_TASK STATEMENT:_ Return all of the entries word for word, but omit the pictures they contain.

_EXTRACTED DATA:_
==============================
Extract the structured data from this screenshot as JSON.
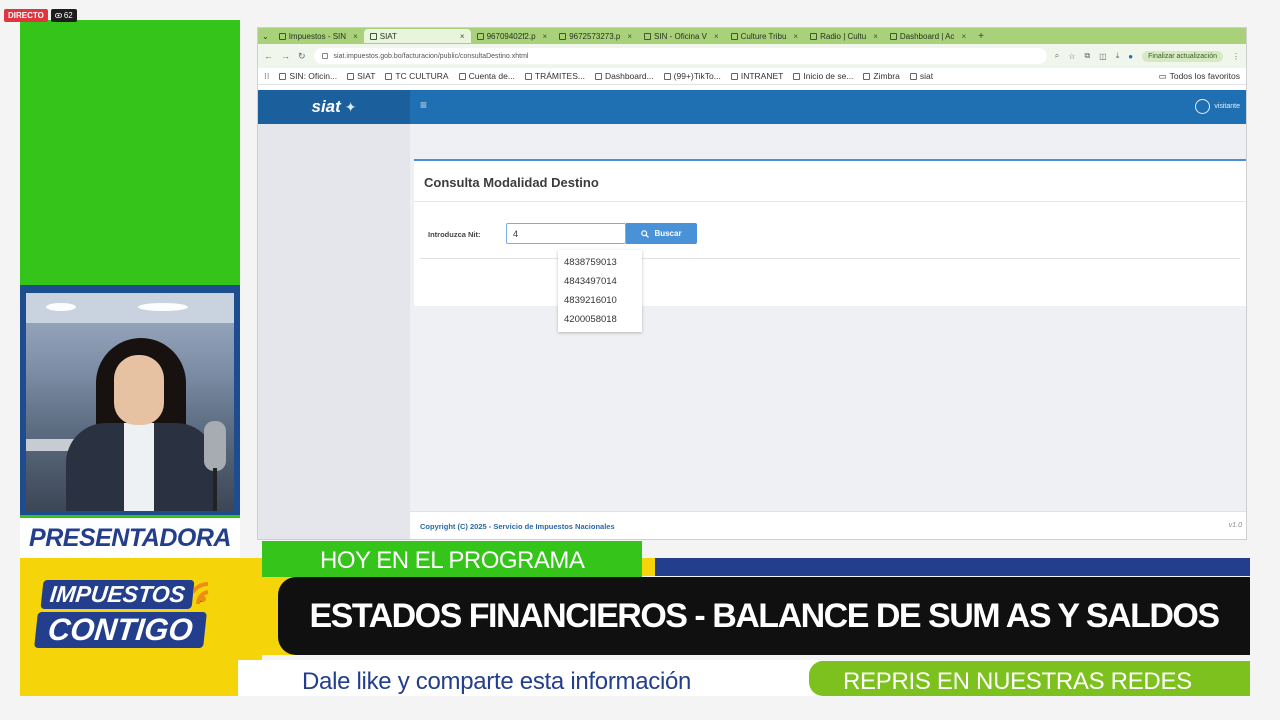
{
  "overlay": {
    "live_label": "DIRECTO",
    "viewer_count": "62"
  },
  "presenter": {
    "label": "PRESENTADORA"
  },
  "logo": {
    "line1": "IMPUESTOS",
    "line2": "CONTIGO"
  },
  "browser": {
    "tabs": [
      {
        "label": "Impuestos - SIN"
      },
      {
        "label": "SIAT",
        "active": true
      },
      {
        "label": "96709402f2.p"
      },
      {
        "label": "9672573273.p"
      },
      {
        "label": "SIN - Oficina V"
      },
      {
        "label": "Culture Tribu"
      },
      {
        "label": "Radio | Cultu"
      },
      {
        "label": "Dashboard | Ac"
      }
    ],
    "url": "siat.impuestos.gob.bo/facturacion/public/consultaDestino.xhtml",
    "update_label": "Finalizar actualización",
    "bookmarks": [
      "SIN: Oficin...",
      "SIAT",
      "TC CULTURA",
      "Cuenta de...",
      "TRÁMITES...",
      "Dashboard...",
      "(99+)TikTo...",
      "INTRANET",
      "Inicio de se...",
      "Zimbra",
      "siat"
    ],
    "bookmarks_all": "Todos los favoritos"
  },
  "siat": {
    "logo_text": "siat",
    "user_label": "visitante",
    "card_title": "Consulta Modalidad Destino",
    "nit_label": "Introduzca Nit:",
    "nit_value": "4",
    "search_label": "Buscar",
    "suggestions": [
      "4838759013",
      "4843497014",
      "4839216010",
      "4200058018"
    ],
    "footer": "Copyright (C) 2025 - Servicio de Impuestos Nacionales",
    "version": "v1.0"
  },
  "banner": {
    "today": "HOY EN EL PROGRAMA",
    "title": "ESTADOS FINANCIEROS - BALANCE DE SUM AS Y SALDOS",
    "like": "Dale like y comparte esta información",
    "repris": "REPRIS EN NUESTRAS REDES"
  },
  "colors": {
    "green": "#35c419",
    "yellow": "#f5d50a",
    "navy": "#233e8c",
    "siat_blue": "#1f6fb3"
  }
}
==============================
_RESULT FOR THIS EXERCISE:_
Extract the structured data from this screenshot as JSON.
{
  "overlay": {
    "live_label": "DIRECTO",
    "viewer_count": "62"
  },
  "presenter": {
    "label": "PRESENTADORA"
  },
  "logo": {
    "line1": "IMPUESTOS",
    "line2": "CONTIGO"
  },
  "browser": {
    "tabs": [
      {
        "label": "Impuestos - SIN"
      },
      {
        "label": "SIAT",
        "active": true
      },
      {
        "label": "96709402f2.p"
      },
      {
        "label": "9672573273.p"
      },
      {
        "label": "SIN - Oficina V"
      },
      {
        "label": "Culture Tribu"
      },
      {
        "label": "Radio | Cultu"
      },
      {
        "label": "Dashboard | Ac"
      }
    ],
    "url": "siat.impuestos.gob.bo/facturacion/public/consultaDestino.xhtml",
    "update_label": "Finalizar actualización",
    "bookmarks": [
      "SIN: Oficin...",
      "SIAT",
      "TC CULTURA",
      "Cuenta de...",
      "TRÁMITES...",
      "Dashboard...",
      "(99+)TikTo...",
      "INTRANET",
      "Inicio de se...",
      "Zimbra",
      "siat"
    ],
    "bookmarks_all": "Todos los favoritos"
  },
  "siat": {
    "logo_text": "siat",
    "user_label": "visitante",
    "card_title": "Consulta Modalidad Destino",
    "nit_label": "Introduzca Nit:",
    "nit_value": "4",
    "search_label": "Buscar",
    "suggestions": [
      "4838759013",
      "4843497014",
      "4839216010",
      "4200058018"
    ],
    "footer": "Copyright (C) 2025 - Servicio de Impuestos Nacionales",
    "version": "v1.0"
  },
  "banner": {
    "today": "HOY EN EL PROGRAMA",
    "title": "ESTADOS FINANCIEROS - BALANCE DE SUM AS Y SALDOS",
    "like": "Dale like y comparte esta información",
    "repris": "REPRIS EN NUESTRAS REDES"
  },
  "colors": {
    "green": "#35c419",
    "yellow": "#f5d50a",
    "navy": "#233e8c",
    "siat_blue": "#1f6fb3"
  }
}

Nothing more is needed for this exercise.